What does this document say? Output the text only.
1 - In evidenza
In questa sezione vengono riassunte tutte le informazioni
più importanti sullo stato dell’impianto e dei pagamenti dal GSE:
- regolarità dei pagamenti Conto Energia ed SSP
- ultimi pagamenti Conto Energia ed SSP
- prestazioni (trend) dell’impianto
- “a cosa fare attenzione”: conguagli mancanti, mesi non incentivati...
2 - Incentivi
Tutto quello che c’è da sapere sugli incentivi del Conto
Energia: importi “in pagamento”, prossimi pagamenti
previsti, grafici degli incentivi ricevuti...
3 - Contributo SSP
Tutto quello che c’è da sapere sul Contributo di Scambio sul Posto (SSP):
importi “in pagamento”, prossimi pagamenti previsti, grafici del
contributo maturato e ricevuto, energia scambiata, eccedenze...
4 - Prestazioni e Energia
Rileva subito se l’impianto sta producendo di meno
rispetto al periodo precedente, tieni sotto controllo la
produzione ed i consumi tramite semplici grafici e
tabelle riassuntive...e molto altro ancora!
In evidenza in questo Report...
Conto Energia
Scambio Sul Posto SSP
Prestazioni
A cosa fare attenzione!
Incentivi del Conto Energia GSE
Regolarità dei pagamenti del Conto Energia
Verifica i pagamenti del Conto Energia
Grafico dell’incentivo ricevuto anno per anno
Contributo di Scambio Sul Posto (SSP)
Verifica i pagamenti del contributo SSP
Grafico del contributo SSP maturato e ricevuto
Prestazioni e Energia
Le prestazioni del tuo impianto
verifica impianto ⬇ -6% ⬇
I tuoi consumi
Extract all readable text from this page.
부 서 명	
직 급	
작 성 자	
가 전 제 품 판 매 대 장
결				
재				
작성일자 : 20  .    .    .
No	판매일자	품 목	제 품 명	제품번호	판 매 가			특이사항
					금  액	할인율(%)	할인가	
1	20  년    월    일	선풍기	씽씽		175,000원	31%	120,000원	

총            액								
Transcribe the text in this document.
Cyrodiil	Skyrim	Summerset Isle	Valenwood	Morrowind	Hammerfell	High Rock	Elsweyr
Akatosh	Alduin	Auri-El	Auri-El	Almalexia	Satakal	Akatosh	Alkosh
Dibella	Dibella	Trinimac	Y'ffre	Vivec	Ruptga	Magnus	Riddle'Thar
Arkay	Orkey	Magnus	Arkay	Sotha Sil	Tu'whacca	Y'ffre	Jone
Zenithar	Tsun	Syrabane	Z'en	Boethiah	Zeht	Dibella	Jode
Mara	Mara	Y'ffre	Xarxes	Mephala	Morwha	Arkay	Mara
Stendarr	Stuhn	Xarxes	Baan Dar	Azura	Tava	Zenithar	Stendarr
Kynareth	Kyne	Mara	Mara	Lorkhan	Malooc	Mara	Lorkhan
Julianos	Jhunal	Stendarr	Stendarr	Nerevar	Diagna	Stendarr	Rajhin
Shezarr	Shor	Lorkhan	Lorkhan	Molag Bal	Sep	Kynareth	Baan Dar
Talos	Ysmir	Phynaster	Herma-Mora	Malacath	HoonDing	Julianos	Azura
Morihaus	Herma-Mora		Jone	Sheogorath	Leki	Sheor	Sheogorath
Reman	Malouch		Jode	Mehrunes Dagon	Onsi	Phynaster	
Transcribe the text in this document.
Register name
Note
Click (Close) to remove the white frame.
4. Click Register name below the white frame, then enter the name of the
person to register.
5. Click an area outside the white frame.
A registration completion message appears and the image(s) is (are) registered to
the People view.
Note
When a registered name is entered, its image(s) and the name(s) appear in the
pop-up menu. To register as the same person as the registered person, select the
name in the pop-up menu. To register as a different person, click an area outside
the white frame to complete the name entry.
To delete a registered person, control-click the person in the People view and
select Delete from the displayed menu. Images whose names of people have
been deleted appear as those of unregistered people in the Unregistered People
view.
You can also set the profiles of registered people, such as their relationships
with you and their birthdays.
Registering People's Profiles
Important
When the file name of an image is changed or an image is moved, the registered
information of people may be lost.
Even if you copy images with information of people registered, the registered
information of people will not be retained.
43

YOUR GOAL
Every entry in the listing must be retyped exactly.

WRITTEN RESPONSE
What does this document say? Output the text only.
1 - In evidenza
In questa sezione vengono riassunte tutte le informazioni
più importanti sullo stato dell’impianto e dei pagamenti dal GSE:
- regolarità dei pagamenti Conto Energia ed SSP
- ultimi pagamenti Conto Energia ed SSP
- prestazioni (trend) dell’impianto
- “a cosa fare attenzione”: conguagli mancanti, mesi non incentivati...
2 - Incentivi
Tutto quello che c’è da sapere sugli incentivi del Conto
Energia: importi “in pagamento”, prossimi pagamenti
previsti, grafici degli incentivi ricevuti...
3 - Contributo SSP
Tutto quello che c’è da sapere sul Contributo di Scambio sul Posto (SSP):
importi “in pagamento”, prossimi pagamenti previsti, grafici del
contributo maturato e ricevuto, energia scambiata, eccedenze...
4 - Prestazioni e Energia
Rileva subito se l’impianto sta producendo di meno
rispetto al periodo precedente, tieni sotto controllo la
produzione ed i consumi tramite semplici grafici e
tabelle riassuntive...e molto altro ancora!
In evidenza in questo Report...
Conto Energia
Scambio Sul Posto SSP
Prestazioni
A cosa fare attenzione!
Incentivi del Conto Energia GSE
Regolarità dei pagamenti del Conto Energia
Verifica i pagamenti del Conto Energia
Grafico dell’incentivo ricevuto anno per anno
Contributo di Scambio Sul Posto (SSP)
Verifica i pagamenti del contributo SSP
Grafico del contributo SSP maturato e ricevuto
Prestazioni e Energia
Le prestazioni del tuo impianto
verifica impianto ⬇ -6% ⬇
I tuoi consumi
Extract all readable text from this page.
부 서 명	
직 급	
작 성 자	
가 전 제 품 판 매 대 장
결				
재				
작성일자 : 20  .    .    .
No	판매일자	품 목	제 품 명	제품번호	판 매 가			특이사항
					금  액	할인율(%)	할인가	
1	20  년    월    일	선풍기	씽씽		175,000원	31%	120,000원	

총            액								
Transcribe the text in this document.
Cyrodiil	Skyrim	Summerset Isle	Valenwood	Morrowind	Hammerfell	High Rock	Elsweyr
Akatosh	Alduin	Auri-El	Auri-El	Almalexia	Satakal	Akatosh	Alkosh
Dibella	Dibella	Trinimac	Y'ffre	Vivec	Ruptga	Magnus	Riddle'Thar
Arkay	Orkey	Magnus	Arkay	Sotha Sil	Tu'whacca	Y'ffre	Jone
Zenithar	Tsun	Syrabane	Z'en	Boethiah	Zeht	Dibella	Jode
Mara	Mara	Y'ffre	Xarxes	Mephala	Morwha	Arkay	Mara
Stendarr	Stuhn	Xarxes	Baan Dar	Azura	Tava	Zenithar	Stendarr
Kynareth	Kyne	Mara	Mara	Lorkhan	Malooc	Mara	Lorkhan
Julianos	Jhunal	Stendarr	Stendarr	Nerevar	Diagna	Stendarr	Rajhin
Shezarr	Shor	Lorkhan	Lorkhan	Molag Bal	Sep	Kynareth	Baan Dar
Talos	Ysmir	Phynaster	Herma-Mora	Malacath	HoonDing	Julianos	Azura
Morihaus	Herma-Mora		Jone	Sheogorath	Leki	Sheor	Sheogorath
Reman	Malouch		Jode	Mehrunes Dagon	Onsi	Phynaster	
Transcribe the text in this document.
Register name
Note
Click (Close) to remove the white frame.
4. Click Register name below the white frame, then enter the name of the
person to register.
5. Click an area outside the white frame.
A registration completion message appears and the image(s) is (are) registered to
the People view.
Note
When a registered name is entered, its image(s) and the name(s) appear in the
pop-up menu. To register as the same person as the registered person, select the
name in the pop-up menu. To register as a different person, click an area outside
the white frame to complete the name entry.
To delete a registered person, control-click the person in the People view and
select Delete from the displayed menu. Images whose names of people have
been deleted appear as those of unregistered people in the Unregistered People
view.
You can also set the profiles of registered people, such as their relationships
with you and their birthdays.
Registering People's Profiles
Important
When the file name of an image is changed or an image is moved, the registered
information of people may be lost.
Even if you copy images with information of people registered, the registered
information of people will not be retained.
43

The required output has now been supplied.